» **STATED GOAL**:
Copy each line below that contains "karar".

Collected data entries
<<<<

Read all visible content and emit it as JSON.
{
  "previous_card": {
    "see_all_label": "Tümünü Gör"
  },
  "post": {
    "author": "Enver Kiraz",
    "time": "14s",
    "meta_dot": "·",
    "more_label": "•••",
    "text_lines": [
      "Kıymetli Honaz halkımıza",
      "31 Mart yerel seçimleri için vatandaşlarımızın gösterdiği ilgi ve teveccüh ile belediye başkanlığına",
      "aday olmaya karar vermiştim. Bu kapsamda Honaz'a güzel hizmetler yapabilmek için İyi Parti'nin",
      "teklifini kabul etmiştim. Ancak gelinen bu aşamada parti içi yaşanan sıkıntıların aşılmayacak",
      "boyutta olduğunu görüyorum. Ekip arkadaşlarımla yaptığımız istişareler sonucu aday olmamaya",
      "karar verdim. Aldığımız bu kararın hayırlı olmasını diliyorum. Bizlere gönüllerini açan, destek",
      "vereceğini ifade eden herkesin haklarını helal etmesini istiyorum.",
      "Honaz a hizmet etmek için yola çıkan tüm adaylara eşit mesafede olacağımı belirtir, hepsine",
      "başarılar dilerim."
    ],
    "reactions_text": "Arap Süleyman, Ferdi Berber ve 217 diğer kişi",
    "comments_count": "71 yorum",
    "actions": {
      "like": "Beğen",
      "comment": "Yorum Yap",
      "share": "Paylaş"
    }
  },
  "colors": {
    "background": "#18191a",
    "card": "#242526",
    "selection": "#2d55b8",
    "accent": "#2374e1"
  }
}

>>>>

» **FINISHED ANSWER**:
      "aday olmaya karar vermiştim. Bu kapsamda Honaz'a güzel hizmetler yapabilmek için İyi Parti'nin",
      "karar verdim. Aldığımız bu kararın hayırlı olmasını diliyorum. Bizlere gönüllerini açan, destek",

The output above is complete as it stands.